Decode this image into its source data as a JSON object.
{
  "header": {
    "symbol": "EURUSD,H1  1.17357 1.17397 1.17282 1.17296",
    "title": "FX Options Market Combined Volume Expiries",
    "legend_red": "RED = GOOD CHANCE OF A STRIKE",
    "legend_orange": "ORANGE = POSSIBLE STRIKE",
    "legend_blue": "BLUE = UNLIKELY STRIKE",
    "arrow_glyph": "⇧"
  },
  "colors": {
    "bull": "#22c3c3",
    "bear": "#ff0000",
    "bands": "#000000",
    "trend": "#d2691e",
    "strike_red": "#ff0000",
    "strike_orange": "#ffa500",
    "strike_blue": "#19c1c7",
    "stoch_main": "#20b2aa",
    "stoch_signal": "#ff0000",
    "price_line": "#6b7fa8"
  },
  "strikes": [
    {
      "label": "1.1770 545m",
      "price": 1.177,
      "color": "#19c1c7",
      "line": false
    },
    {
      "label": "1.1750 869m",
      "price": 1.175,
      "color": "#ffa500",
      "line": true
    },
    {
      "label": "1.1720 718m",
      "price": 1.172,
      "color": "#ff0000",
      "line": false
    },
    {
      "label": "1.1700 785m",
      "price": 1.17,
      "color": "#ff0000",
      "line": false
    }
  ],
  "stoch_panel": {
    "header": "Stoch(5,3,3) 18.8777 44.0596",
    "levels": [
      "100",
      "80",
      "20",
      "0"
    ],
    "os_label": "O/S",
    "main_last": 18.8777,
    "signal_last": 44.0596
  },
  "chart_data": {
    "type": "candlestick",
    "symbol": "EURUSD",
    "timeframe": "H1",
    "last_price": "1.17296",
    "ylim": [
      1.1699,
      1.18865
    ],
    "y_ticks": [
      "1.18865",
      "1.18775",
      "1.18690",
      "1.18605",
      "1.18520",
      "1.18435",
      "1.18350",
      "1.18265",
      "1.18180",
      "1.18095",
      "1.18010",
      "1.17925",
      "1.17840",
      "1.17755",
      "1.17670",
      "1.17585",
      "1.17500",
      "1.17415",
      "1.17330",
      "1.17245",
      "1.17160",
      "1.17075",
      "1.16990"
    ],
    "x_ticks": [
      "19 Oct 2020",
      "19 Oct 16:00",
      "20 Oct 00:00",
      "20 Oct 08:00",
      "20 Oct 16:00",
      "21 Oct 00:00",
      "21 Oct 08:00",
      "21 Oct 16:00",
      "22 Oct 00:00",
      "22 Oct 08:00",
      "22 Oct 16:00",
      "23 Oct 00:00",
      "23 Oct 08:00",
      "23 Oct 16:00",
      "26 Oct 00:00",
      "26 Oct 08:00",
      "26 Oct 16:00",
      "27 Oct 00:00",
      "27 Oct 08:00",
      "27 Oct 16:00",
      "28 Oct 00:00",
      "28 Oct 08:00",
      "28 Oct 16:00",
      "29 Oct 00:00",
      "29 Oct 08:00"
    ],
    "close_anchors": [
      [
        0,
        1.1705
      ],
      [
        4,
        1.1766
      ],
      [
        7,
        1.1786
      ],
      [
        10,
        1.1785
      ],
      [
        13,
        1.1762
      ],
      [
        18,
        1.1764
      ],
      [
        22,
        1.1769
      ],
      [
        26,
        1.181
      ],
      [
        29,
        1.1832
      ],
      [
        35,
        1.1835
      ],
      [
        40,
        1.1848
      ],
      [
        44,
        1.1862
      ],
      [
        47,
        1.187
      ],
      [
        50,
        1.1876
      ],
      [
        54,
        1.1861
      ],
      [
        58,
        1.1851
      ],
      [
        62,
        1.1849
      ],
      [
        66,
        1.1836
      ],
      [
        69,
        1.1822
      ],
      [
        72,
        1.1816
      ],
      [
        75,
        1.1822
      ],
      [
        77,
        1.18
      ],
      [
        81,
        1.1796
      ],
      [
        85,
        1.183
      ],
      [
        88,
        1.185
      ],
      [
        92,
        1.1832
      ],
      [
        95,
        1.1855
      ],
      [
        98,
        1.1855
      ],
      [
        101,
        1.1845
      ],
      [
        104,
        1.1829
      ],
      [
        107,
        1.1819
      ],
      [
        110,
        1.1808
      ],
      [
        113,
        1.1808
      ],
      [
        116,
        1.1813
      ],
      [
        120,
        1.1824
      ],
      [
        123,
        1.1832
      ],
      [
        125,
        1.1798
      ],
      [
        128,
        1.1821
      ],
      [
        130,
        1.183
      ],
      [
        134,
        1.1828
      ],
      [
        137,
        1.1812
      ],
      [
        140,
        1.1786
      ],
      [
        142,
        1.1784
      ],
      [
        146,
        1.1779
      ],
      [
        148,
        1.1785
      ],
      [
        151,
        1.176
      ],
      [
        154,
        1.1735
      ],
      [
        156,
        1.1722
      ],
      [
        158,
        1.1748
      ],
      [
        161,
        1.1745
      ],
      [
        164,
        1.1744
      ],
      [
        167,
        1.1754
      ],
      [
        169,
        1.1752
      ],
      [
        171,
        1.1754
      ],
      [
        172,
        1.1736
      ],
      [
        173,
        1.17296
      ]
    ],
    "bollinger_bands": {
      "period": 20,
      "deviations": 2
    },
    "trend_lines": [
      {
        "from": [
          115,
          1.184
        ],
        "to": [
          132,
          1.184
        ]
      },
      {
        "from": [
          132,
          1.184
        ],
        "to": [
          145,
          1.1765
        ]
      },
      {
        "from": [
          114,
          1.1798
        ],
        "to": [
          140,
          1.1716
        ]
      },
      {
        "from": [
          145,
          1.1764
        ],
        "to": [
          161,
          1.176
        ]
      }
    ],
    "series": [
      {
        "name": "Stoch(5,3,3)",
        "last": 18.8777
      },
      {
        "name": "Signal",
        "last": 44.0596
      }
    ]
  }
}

****************************************

EXERCISE PROMPT -
Each entry above is to be printed again exactly.

RESULT FOR THIS EXERCISE -
Decode this image into its source data as a JSON object.
{
  "header": {
    "symbol": "EURUSD,H1  1.17357 1.17397 1.17282 1.17296",
    "title": "FX Options Market Combined Volume Expiries",
    "legend_red": "RED = GOOD CHANCE OF A STRIKE",
    "legend_orange": "ORANGE = POSSIBLE STRIKE",
    "legend_blue": "BLUE = UNLIKELY STRIKE",
    "arrow_glyph": "⇧"
  },
  "colors": {
    "bull": "#22c3c3",
    "bear": "#ff0000",
    "bands": "#000000",
    "trend": "#d2691e",
    "strike_red": "#ff0000",
    "strike_orange": "#ffa500",
    "strike_blue": "#19c1c7",
    "stoch_main": "#20b2aa",
    "stoch_signal": "#ff0000",
    "price_line": "#6b7fa8"
  },
  "strikes": [
    {
      "label": "1.1770 545m",
      "price": 1.177,
      "color": "#19c1c7",
      "line": false
    },
    {
      "label": "1.1750 869m",
      "price": 1.175,
      "color": "#ffa500",
      "line": true
    },
    {
      "label": "1.1720 718m",
      "price": 1.172,
      "color": "#ff0000",
      "line": false
    },
    {
      "label": "1.1700 785m",
      "price": 1.17,
      "color": "#ff0000",
      "line": false
    }
  ],
  "stoch_panel": {
    "header": "Stoch(5,3,3) 18.8777 44.0596",
    "levels": [
      "100",
      "80",
      "20",
      "0"
    ],
    "os_label": "O/S",
    "main_last": 18.8777,
    "signal_last": 44.0596
  },
  "chart_data": {
    "type": "candlestick",
    "symbol": "EURUSD",
    "timeframe": "H1",
    "last_price": "1.17296",
    "ylim": [
      1.1699,
      1.18865
    ],
    "y_ticks": [
      "1.18865",
      "1.18775",
      "1.18690",
      "1.18605",
      "1.18520",
      "1.18435",
      "1.18350",
      "1.18265",
      "1.18180",
      "1.18095",
      "1.18010",
      "1.17925",
      "1.17840",
      "1.17755",
      "1.17670",
      "1.17585",
      "1.17500",
      "1.17415",
      "1.17330",
      "1.17245",
      "1.17160",
      "1.17075",
      "1.16990"
    ],
    "x_ticks": [
      "19 Oct 2020",
      "19 Oct 16:00",
      "20 Oct 00:00",
      "20 Oct 08:00",
      "20 Oct 16:00",
      "21 Oct 00:00",
      "21 Oct 08:00",
      "21 Oct 16:00",
      "22 Oct 00:00",
      "22 Oct 08:00",
      "22 Oct 16:00",
      "23 Oct 00:00",
      "23 Oct 08:00",
      "23 Oct 16:00",
      "26 Oct 00:00",
      "26 Oct 08:00",
      "26 Oct 16:00",
      "27 Oct 00:00",
      "27 Oct 08:00",
      "27 Oct 16:00",
      "28 Oct 00:00",
      "28 Oct 08:00",
      "28 Oct 16:00",
      "29 Oct 00:00",
      "29 Oct 08:00"
    ],
    "close_anchors": [
      [
        0,
        1.1705
      ],
      [
        4,
        1.1766
      ],
      [
        7,
        1.1786
      ],
      [
        10,
        1.1785
      ],
      [
        13,
        1.1762
      ],
      [
        18,
        1.1764
      ],
      [
        22,
        1.1769
      ],
      [
        26,
        1.181
      ],
      [
        29,
        1.1832
      ],
      [
        35,
        1.1835
      ],
      [
        40,
        1.1848
      ],
      [
        44,
        1.1862
      ],
      [
        47,
        1.187
      ],
      [
        50,
        1.1876
      ],
      [
        54,
        1.1861
      ],
      [
        58,
        1.1851
      ],
      [
        62,
        1.1849
      ],
      [
        66,
        1.1836
      ],
      [
        69,
        1.1822
      ],
      [
        72,
        1.1816
      ],
      [
        75,
        1.1822
      ],
      [
        77,
        1.18
      ],
      [
        81,
        1.1796
      ],
      [
        85,
        1.183
      ],
      [
        88,
        1.185
      ],
      [
        92,
        1.1832
      ],
      [
        95,
        1.1855
      ],
      [
        98,
        1.1855
      ],
      [
        101,
        1.1845
      ],
      [
        104,
        1.1829
      ],
      [
        107,
        1.1819
      ],
      [
        110,
        1.1808
      ],
      [
        113,
        1.1808
      ],
      [
        116,
        1.1813
      ],
      [
        120,
        1.1824
      ],
      [
        123,
        1.1832
      ],
      [
        125,
        1.1798
      ],
      [
        128,
        1.1821
      ],
      [
        130,
        1.183
      ],
      [
        134,
        1.1828
      ],
      [
        137,
        1.1812
      ],
      [
        140,
        1.1786
      ],
      [
        142,
        1.1784
      ],
      [
        146,
        1.1779
      ],
      [
        148,
        1.1785
      ],
      [
        151,
        1.176
      ],
      [
        154,
        1.1735
      ],
      [
        156,
        1.1722
      ],
      [
        158,
        1.1748
      ],
      [
        161,
        1.1745
      ],
      [
        164,
        1.1744
      ],
      [
        167,
        1.1754
      ],
      [
        169,
        1.1752
      ],
      [
        171,
        1.1754
      ],
      [
        172,
        1.1736
      ],
      [
        173,
        1.17296
      ]
    ],
    "bollinger_bands": {
      "period": 20,
      "deviations": 2
    },
    "trend_lines": [
      {
        "from": [
          115,
          1.184
        ],
        "to": [
          132,
          1.184
        ]
      },
      {
        "from": [
          132,
          1.184
        ],
        "to": [
          145,
          1.1765
        ]
      },
      {
        "from": [
          114,
          1.1798
        ],
        "to": [
          140,
          1.1716
        ]
      },
      {
        "from": [
          145,
          1.1764
        ],
        "to": [
          161,
          1.176
        ]
      }
    ],
    "series": [
      {
        "name": "Stoch(5,3,3)",
        "last": 18.8777
      },
      {
        "name": "Signal",
        "last": 44.0596
      }
    ]
  }
}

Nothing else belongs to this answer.